## Brief
Rewrite the items below, putting "row-select-box" wherever "row-checkbox" appears and leaving every other character as it is.

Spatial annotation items
──────

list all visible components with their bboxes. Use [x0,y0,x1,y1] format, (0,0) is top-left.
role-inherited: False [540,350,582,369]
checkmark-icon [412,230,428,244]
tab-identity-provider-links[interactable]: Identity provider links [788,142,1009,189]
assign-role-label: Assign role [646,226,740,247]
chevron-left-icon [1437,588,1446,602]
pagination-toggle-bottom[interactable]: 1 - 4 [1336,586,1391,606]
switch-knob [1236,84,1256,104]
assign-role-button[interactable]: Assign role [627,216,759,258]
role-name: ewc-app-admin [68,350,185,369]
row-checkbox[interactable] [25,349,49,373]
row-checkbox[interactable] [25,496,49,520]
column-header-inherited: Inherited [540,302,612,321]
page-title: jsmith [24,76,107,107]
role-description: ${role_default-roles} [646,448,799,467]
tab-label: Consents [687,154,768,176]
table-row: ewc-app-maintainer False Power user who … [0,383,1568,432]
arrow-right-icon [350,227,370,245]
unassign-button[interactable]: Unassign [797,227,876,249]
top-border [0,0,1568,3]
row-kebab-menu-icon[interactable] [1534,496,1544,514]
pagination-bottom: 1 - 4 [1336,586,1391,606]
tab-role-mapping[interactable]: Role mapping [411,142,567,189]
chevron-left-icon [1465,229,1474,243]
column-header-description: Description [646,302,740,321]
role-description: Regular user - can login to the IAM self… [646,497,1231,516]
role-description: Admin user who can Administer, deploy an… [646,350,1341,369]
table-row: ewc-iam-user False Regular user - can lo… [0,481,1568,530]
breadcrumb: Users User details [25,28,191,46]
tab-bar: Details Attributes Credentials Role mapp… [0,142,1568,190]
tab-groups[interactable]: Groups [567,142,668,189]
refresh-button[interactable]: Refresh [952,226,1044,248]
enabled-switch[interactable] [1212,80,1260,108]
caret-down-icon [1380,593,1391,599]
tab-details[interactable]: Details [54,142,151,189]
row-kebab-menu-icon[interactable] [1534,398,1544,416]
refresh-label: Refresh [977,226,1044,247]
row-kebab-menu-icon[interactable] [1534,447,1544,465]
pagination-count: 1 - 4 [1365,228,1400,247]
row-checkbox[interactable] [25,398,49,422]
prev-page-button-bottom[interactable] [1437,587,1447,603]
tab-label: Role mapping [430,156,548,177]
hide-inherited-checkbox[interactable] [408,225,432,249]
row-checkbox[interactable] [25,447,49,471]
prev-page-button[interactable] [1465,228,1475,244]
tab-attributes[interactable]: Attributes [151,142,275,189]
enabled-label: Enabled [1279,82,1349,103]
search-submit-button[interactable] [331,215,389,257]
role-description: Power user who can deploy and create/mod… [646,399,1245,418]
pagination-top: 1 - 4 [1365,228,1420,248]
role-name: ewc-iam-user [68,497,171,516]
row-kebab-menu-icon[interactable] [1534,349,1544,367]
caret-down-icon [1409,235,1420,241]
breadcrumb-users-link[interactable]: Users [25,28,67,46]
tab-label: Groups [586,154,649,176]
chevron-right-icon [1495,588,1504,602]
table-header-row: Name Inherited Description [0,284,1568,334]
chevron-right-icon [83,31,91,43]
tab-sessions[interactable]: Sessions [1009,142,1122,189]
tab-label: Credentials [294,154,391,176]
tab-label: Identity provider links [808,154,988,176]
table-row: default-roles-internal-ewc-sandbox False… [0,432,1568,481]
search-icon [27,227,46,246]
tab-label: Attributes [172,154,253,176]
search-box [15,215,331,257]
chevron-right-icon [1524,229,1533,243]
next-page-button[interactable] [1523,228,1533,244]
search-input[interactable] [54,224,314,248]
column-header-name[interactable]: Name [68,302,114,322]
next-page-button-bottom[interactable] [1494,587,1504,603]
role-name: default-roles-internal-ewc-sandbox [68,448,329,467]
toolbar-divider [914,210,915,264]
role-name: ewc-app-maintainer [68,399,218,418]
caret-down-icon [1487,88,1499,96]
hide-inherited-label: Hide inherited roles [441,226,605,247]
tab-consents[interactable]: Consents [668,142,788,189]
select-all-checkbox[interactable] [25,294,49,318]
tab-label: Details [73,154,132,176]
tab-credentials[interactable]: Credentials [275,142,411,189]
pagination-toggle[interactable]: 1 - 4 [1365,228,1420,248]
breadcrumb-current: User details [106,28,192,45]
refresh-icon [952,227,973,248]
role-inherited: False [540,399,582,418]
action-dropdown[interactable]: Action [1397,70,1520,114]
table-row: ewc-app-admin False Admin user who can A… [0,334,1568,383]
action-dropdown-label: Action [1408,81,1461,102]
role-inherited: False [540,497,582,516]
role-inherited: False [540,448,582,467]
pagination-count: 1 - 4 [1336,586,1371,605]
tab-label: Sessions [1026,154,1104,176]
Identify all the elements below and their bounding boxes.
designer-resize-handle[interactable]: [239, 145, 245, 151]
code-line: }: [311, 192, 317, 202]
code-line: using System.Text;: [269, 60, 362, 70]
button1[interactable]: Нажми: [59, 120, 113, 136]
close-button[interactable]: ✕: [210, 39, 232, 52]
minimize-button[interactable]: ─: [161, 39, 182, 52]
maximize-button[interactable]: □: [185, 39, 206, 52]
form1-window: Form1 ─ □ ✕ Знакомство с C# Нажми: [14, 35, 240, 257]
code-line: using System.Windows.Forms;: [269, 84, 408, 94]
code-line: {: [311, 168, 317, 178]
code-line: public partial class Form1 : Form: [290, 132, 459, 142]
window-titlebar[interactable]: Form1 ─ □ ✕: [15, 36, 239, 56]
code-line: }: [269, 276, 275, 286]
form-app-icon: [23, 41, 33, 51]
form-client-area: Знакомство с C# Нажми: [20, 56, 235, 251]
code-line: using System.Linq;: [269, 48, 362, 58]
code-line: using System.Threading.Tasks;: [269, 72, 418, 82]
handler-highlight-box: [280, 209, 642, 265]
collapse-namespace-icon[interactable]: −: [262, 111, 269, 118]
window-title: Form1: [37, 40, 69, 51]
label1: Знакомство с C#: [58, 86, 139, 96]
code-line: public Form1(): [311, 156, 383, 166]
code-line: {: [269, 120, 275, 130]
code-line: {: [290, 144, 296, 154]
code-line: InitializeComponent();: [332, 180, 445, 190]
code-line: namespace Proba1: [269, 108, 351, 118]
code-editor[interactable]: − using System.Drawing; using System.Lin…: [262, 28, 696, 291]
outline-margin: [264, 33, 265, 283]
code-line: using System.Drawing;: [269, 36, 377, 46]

──────

## Reply to the exercise
list all visible components with their bboxes. Use [x0,y0,x1,y1] format, (0,0) is top-left.
role-inherited: False [540,350,582,369]
checkmark-icon [412,230,428,244]
tab-identity-provider-links[interactable]: Identity provider links [788,142,1009,189]
assign-role-label: Assign role [646,226,740,247]
chevron-left-icon [1437,588,1446,602]
pagination-toggle-bottom[interactable]: 1 - 4 [1336,586,1391,606]
switch-knob [1236,84,1256,104]
assign-role-button[interactable]: Assign role [627,216,759,258]
role-name: ewc-app-admin [68,350,185,369]
row-select-box[interactable] [25,349,49,373]
row-select-box[interactable] [25,496,49,520]
column-header-inherited: Inherited [540,302,612,321]
page-title: jsmith [24,76,107,107]
role-description: ${role_default-roles} [646,448,799,467]
tab-label: Consents [687,154,768,176]
table-row: ewc-app-maintainer False Power user who … [0,383,1568,432]
arrow-right-icon [350,227,370,245]
unassign-button[interactable]: Unassign [797,227,876,249]
top-border [0,0,1568,3]
row-kebab-menu-icon[interactable] [1534,496,1544,514]
pagination-bottom: 1 - 4 [1336,586,1391,606]
tab-role-mapping[interactable]: Role mapping [411,142,567,189]
chevron-left-icon [1465,229,1474,243]
column-header-description: Description [646,302,740,321]
role-description: Regular user - can login to the IAM self… [646,497,1231,516]
role-description: Admin user who can Administer, deploy an… [646,350,1341,369]
table-row: ewc-iam-user False Regular user - can lo… [0,481,1568,530]
breadcrumb: Users User details [25,28,191,46]
tab-bar: Details Attributes Credentials Role mapp… [0,142,1568,190]
tab-groups[interactable]: Groups [567,142,668,189]
refresh-button[interactable]: Refresh [952,226,1044,248]
enabled-switch[interactable] [1212,80,1260,108]
caret-down-icon [1380,593,1391,599]
tab-details[interactable]: Details [54,142,151,189]
row-kebab-menu-icon[interactable] [1534,398,1544,416]
refresh-label: Refresh [977,226,1044,247]
row-kebab-menu-icon[interactable] [1534,447,1544,465]
pagination-count: 1 - 4 [1365,228,1400,247]
row-select-box[interactable] [25,398,49,422]
prev-page-button-bottom[interactable] [1437,587,1447,603]
tab-label: Role mapping [430,156,548,177]
hide-inherited-checkbox[interactable] [408,225,432,249]
row-select-box[interactable] [25,447,49,471]
prev-page-button[interactable] [1465,228,1475,244]
tab-attributes[interactable]: Attributes [151,142,275,189]
enabled-label: Enabled [1279,82,1349,103]
search-submit-button[interactable] [331,215,389,257]
role-description: Power user who can deploy and create/mod… [646,399,1245,418]
pagination-top: 1 - 4 [1365,228,1420,248]
role-name: ewc-iam-user [68,497,171,516]
row-kebab-menu-icon[interactable] [1534,349,1544,367]
caret-down-icon [1409,235,1420,241]
breadcrumb-users-link[interactable]: Users [25,28,67,46]
tab-label: Groups [586,154,649,176]
chevron-right-icon [1495,588,1504,602]
table-header-row: Name Inherited Description [0,284,1568,334]
chevron-right-icon [83,31,91,43]
tab-sessions[interactable]: Sessions [1009,142,1122,189]
tab-label: Credentials [294,154,391,176]
tab-label: Identity provider links [808,154,988,176]
table-row: default-roles-internal-ewc-sandbox False… [0,432,1568,481]
search-icon [27,227,46,246]
tab-label: Attributes [172,154,253,176]
search-box [15,215,331,257]
chevron-right-icon [1524,229,1533,243]
next-page-button[interactable] [1523,228,1533,244]
search-input[interactable] [54,224,314,248]
column-header-name[interactable]: Name [68,302,114,322]
next-page-button-bottom[interactable] [1494,587,1504,603]
role-name: default-roles-internal-ewc-sandbox [68,448,329,467]
toolbar-divider [914,210,915,264]
role-name: ewc-app-maintainer [68,399,218,418]
caret-down-icon [1487,88,1499,96]
hide-inherited-label: Hide inherited roles [441,226,605,247]
tab-consents[interactable]: Consents [668,142,788,189]
select-all-checkbox[interactable] [25,294,49,318]
tab-label: Details [73,154,132,176]
tab-credentials[interactable]: Credentials [275,142,411,189]
pagination-toggle[interactable]: 1 - 4 [1365,228,1420,248]
breadcrumb-current: User details [106,28,192,45]
refresh-icon [952,227,973,248]
role-inherited: False [540,399,582,418]
action-dropdown[interactable]: Action [1397,70,1520,114]
table-row: ewc-app-admin False Admin user who can A… [0,334,1568,383]
action-dropdown-label: Action [1408,81,1461,102]
role-inherited: False [540,497,582,516]
role-inherited: False [540,448,582,467]
pagination-count: 1 - 4 [1336,586,1371,605]
tab-label: Sessions [1026,154,1104,176]
Identify all the elements below and their bounding boxes.
designer-resize-handle[interactable]: [239, 145, 245, 151]
code-line: }: [311, 192, 317, 202]
code-line: using System.Text;: [269, 60, 362, 70]
button1[interactable]: Нажми: [59, 120, 113, 136]
close-button[interactable]: ✕: [210, 39, 232, 52]
minimize-button[interactable]: ─: [161, 39, 182, 52]
maximize-button[interactable]: □: [185, 39, 206, 52]
form1-window: Form1 ─ □ ✕ Знакомство с C# Нажми: [14, 35, 240, 257]
code-line: using System.Windows.Forms;: [269, 84, 408, 94]
code-line: {: [311, 168, 317, 178]
code-line: public partial class Form1 : Form: [290, 132, 459, 142]
window-titlebar[interactable]: Form1 ─ □ ✕: [15, 36, 239, 56]
code-line: }: [269, 276, 275, 286]
form-app-icon: [23, 41, 33, 51]
form-client-area: Знакомство с C# Нажми: [20, 56, 235, 251]
code-line: using System.Linq;: [269, 48, 362, 58]
code-line: using System.Threading.Tasks;: [269, 72, 418, 82]
handler-highlight-box: [280, 209, 642, 265]
collapse-namespace-icon[interactable]: −: [262, 111, 269, 118]
window-title: Form1: [37, 40, 69, 51]
label1: Знакомство с C#: [58, 86, 139, 96]
code-line: public Form1(): [311, 156, 383, 166]
code-line: {: [269, 120, 275, 130]
code-line: {: [290, 144, 296, 154]
code-line: InitializeComponent();: [332, 180, 445, 190]
code-line: namespace Proba1: [269, 108, 351, 118]
code-editor[interactable]: − using System.Drawing; using System.Lin…: [262, 28, 696, 291]
outline-margin: [264, 33, 265, 283]
code-line: using System.Drawing;: [269, 36, 377, 46]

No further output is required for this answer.